### [Excerpted data]
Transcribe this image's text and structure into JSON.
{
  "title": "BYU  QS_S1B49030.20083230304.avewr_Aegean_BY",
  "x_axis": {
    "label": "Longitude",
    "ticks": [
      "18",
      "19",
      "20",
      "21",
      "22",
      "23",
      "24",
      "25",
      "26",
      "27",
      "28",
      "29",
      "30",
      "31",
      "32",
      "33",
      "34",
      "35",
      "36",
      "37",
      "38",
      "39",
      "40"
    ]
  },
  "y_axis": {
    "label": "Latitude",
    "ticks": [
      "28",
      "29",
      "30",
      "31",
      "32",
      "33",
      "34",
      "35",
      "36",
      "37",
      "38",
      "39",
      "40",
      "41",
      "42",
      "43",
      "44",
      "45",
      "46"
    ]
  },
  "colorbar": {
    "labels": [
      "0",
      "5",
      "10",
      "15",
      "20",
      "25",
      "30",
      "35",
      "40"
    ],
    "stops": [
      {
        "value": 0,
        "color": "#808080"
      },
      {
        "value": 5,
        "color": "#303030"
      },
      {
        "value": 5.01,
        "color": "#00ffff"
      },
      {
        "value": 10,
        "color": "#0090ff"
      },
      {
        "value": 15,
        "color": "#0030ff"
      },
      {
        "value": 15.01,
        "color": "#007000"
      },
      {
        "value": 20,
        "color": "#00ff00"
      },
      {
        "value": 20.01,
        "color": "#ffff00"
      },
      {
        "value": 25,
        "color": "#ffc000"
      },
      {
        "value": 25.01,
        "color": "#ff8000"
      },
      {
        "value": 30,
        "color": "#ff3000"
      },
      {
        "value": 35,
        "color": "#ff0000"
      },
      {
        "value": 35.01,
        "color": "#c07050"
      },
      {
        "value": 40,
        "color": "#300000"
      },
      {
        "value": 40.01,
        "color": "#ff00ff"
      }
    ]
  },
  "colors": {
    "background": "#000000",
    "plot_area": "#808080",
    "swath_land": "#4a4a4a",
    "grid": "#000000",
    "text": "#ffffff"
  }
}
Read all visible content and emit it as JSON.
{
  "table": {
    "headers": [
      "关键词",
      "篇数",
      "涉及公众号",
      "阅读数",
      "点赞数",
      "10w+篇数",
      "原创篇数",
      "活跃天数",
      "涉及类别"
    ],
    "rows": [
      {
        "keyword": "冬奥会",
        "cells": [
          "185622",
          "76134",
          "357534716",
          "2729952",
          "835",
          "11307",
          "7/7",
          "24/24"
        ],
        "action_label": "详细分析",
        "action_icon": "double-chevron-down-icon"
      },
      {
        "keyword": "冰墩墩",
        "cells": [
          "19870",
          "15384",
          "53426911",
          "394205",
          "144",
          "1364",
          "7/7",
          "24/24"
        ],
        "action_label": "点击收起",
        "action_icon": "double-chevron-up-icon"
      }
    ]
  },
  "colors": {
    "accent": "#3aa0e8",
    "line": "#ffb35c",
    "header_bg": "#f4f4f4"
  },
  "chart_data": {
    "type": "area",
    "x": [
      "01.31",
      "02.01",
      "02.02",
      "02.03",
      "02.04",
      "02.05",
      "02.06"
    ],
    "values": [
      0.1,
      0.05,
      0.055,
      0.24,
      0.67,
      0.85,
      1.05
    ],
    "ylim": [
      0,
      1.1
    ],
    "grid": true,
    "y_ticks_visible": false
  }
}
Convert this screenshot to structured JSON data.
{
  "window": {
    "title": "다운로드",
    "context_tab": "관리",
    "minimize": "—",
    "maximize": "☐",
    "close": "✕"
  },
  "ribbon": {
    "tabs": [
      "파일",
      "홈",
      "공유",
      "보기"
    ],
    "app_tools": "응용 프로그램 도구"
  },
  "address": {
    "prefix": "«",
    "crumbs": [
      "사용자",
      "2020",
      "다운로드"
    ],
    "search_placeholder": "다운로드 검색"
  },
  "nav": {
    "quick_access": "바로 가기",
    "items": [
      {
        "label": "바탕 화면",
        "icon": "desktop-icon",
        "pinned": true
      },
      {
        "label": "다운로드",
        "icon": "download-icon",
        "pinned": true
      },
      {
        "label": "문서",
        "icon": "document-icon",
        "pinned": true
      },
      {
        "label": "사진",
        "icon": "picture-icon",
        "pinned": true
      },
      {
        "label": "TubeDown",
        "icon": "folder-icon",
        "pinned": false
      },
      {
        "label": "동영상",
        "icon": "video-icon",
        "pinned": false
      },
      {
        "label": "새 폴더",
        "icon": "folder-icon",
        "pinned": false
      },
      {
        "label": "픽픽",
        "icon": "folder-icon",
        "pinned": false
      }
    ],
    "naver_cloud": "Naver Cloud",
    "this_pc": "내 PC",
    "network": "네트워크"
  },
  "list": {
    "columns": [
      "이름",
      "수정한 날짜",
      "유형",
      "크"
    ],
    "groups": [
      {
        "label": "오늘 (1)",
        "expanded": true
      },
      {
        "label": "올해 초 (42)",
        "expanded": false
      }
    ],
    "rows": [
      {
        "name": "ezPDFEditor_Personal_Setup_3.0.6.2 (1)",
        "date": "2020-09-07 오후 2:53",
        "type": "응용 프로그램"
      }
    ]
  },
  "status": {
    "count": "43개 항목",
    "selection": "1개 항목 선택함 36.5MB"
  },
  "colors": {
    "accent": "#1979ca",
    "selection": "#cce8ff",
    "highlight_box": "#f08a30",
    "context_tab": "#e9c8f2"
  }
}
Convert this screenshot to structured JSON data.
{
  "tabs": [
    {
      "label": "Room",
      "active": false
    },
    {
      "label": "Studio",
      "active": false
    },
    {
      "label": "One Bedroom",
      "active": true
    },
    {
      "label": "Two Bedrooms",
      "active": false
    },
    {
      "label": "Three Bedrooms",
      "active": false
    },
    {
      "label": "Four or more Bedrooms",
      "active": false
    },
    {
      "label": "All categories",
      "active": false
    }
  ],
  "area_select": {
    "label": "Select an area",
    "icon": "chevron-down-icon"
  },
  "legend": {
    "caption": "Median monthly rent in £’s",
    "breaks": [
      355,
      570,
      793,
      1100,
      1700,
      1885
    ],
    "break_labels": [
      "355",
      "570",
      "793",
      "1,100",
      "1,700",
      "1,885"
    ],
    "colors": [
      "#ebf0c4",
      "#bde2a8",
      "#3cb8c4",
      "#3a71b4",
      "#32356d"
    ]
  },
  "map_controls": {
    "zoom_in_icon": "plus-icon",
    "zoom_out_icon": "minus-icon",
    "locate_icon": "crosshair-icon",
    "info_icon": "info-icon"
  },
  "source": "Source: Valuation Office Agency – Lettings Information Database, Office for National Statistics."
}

### [Stated goal]
The answer should be a single number: the count of lines in the data that include the string "title".

### [Expected answer]
2